TASK REQUIREMENTS: Without the pictures, copy the entries below word for word.

MATERIAL TO PROCESS:
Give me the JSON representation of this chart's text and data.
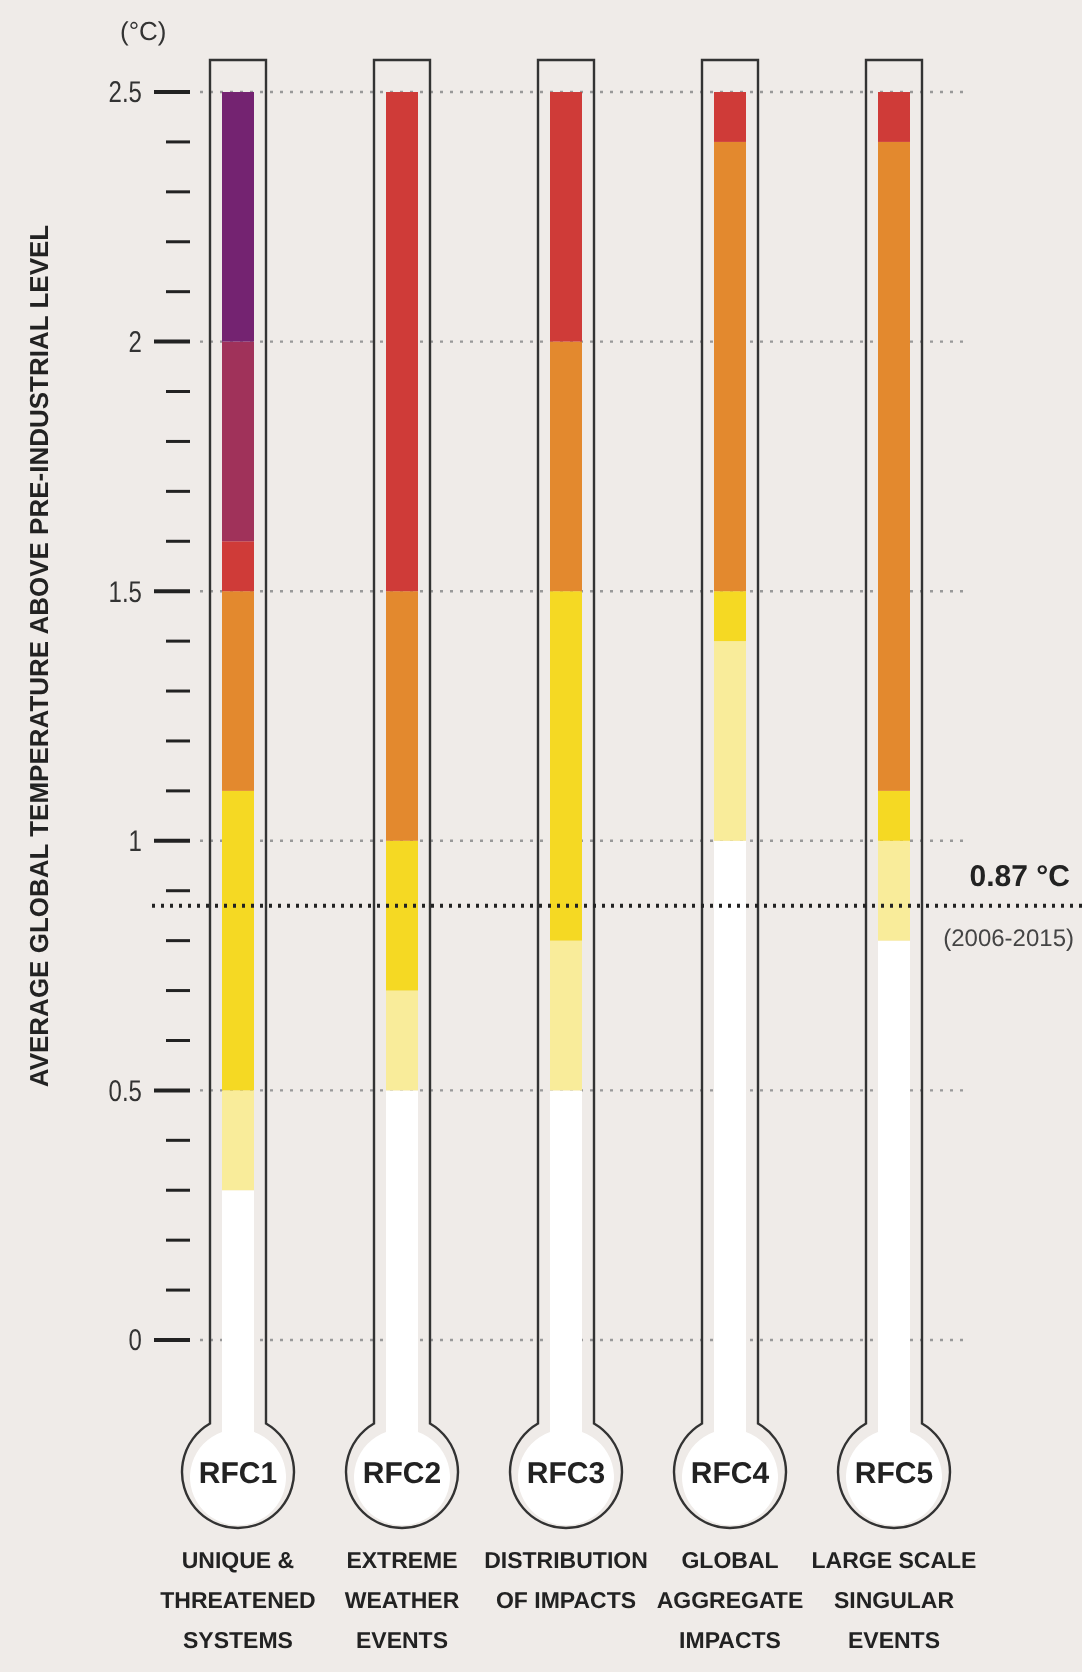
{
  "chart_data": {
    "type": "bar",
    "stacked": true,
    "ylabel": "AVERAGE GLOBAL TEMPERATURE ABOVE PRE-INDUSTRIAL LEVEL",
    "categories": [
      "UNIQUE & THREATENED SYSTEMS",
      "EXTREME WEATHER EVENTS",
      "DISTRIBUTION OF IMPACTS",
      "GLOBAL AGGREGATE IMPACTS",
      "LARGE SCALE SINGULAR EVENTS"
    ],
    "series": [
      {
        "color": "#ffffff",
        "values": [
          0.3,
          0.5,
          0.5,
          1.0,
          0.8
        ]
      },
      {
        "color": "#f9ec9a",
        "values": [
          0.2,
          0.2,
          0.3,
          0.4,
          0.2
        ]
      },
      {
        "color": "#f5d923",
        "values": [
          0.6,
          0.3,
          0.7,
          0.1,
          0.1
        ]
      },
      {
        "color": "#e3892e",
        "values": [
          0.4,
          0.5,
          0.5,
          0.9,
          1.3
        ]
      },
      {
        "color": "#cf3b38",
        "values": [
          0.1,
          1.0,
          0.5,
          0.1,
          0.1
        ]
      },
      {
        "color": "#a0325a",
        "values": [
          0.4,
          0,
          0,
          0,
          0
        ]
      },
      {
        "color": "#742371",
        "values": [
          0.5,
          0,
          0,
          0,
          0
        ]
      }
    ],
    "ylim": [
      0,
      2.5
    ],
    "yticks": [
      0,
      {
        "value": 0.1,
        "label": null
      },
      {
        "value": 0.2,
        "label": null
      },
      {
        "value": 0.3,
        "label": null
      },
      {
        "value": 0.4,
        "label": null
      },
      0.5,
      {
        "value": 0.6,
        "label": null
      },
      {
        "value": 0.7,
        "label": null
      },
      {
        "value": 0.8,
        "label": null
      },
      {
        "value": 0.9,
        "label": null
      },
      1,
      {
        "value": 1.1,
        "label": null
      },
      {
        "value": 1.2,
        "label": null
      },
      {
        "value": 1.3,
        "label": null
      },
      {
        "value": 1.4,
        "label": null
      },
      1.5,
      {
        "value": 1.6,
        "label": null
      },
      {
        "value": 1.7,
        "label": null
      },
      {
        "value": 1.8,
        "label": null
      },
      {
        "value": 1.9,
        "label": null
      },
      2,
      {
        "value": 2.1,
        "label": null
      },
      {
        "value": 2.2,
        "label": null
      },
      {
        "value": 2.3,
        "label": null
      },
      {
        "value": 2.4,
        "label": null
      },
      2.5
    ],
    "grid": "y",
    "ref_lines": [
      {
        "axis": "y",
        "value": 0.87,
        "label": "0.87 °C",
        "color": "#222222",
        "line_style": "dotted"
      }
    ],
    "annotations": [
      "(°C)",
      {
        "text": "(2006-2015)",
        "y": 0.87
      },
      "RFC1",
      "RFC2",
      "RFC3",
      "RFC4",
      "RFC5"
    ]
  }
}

WRITTEN SOLUTION:
Give me the JSON representation of this chart's text and data.
{
  "chart_data": {
    "type": "bar",
    "stacked": true,
    "ylabel": "AVERAGE GLOBAL TEMPERATURE ABOVE PRE-INDUSTRIAL LEVEL",
    "categories": [
      "UNIQUE & THREATENED SYSTEMS",
      "EXTREME WEATHER EVENTS",
      "DISTRIBUTION OF IMPACTS",
      "GLOBAL AGGREGATE IMPACTS",
      "LARGE SCALE SINGULAR EVENTS"
    ],
    "series": [
      {
        "color": "#ffffff",
        "values": [
          0.3,
          0.5,
          0.5,
          1.0,
          0.8
        ]
      },
      {
        "color": "#f9ec9a",
        "values": [
          0.2,
          0.2,
          0.3,
          0.4,
          0.2
        ]
      },
      {
        "color": "#f5d923",
        "values": [
          0.6,
          0.3,
          0.7,
          0.1,
          0.1
        ]
      },
      {
        "color": "#e3892e",
        "values": [
          0.4,
          0.5,
          0.5,
          0.9,
          1.3
        ]
      },
      {
        "color": "#cf3b38",
        "values": [
          0.1,
          1.0,
          0.5,
          0.1,
          0.1
        ]
      },
      {
        "color": "#a0325a",
        "values": [
          0.4,
          0,
          0,
          0,
          0
        ]
      },
      {
        "color": "#742371",
        "values": [
          0.5,
          0,
          0,
          0,
          0
        ]
      }
    ],
    "ylim": [
      0,
      2.5
    ],
    "yticks": [
      0,
      {
        "value": 0.1,
        "label": null
      },
      {
        "value": 0.2,
        "label": null
      },
      {
        "value": 0.3,
        "label": null
      },
      {
        "value": 0.4,
        "label": null
      },
      0.5,
      {
        "value": 0.6,
        "label": null
      },
      {
        "value": 0.7,
        "label": null
      },
      {
        "value": 0.8,
        "label": null
      },
      {
        "value": 0.9,
        "label": null
      },
      1,
      {
        "value": 1.1,
        "label": null
      },
      {
        "value": 1.2,
        "label": null
      },
      {
        "value": 1.3,
        "label": null
      },
      {
        "value": 1.4,
        "label": null
      },
      1.5,
      {
        "value": 1.6,
        "label": null
      },
      {
        "value": 1.7,
        "label": null
      },
      {
        "value": 1.8,
        "label": null
      },
      {
        "value": 1.9,
        "label": null
      },
      2,
      {
        "value": 2.1,
        "label": null
      },
      {
        "value": 2.2,
        "label": null
      },
      {
        "value": 2.3,
        "label": null
      },
      {
        "value": 2.4,
        "label": null
      },
      2.5
    ],
    "grid": "y",
    "ref_lines": [
      {
        "axis": "y",
        "value": 0.87,
        "label": "0.87 °C",
        "color": "#222222",
        "line_style": "dotted"
      }
    ],
    "annotations": [
      "(°C)",
      {
        "text": "(2006-2015)",
        "y": 0.87
      },
      "RFC1",
      "RFC2",
      "RFC3",
      "RFC4",
      "RFC5"
    ]
  }
}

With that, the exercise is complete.